» **Exercise instructions**
Everything in the listing should be restated word for word.

#### Exercise materials

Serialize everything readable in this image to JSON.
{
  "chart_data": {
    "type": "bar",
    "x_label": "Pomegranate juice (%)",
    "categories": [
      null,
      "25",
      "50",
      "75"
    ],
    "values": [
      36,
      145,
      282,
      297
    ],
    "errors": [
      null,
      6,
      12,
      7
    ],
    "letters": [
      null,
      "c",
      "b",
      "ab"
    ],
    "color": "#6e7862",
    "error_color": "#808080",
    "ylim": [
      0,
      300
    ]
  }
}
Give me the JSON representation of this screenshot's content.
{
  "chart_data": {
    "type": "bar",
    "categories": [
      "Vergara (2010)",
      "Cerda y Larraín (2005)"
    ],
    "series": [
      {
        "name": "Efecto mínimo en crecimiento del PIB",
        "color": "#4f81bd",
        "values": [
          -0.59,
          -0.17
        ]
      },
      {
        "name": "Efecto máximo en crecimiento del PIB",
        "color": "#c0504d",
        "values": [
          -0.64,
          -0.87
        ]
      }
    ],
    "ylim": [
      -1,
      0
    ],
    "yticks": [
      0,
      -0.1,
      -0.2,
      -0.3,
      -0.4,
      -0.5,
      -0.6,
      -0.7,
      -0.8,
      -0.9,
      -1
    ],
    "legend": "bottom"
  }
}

########

» **Answer**
Serialize everything readable in this image to JSON.
{
  "chart_data": {
    "type": "bar",
    "x_label": "Pomegranate juice (%)",
    "categories": [
      null,
      "25",
      "50",
      "75"
    ],
    "values": [
      36,
      145,
      282,
      297
    ],
    "errors": [
      null,
      6,
      12,
      7
    ],
    "letters": [
      null,
      "c",
      "b",
      "ab"
    ],
    "color": "#6e7862",
    "error_color": "#808080",
    "ylim": [
      0,
      300
    ]
  }
}
Give me the JSON representation of this screenshot's content.
{
  "chart_data": {
    "type": "bar",
    "categories": [
      "Vergara (2010)",
      "Cerda y Larraín (2005)"
    ],
    "series": [
      {
        "name": "Efecto mínimo en crecimiento del PIB",
        "color": "#4f81bd",
        "values": [
          -0.59,
          -0.17
        ]
      },
      {
        "name": "Efecto máximo en crecimiento del PIB",
        "color": "#c0504d",
        "values": [
          -0.64,
          -0.87
        ]
      }
    ],
    "ylim": [
      -1,
      0
    ],
    "yticks": [
      0,
      -0.1,
      -0.2,
      -0.3,
      -0.4,
      -0.5,
      -0.6,
      -0.7,
      -0.8,
      -0.9,
      -1
    ],
    "legend": "bottom"
  }
}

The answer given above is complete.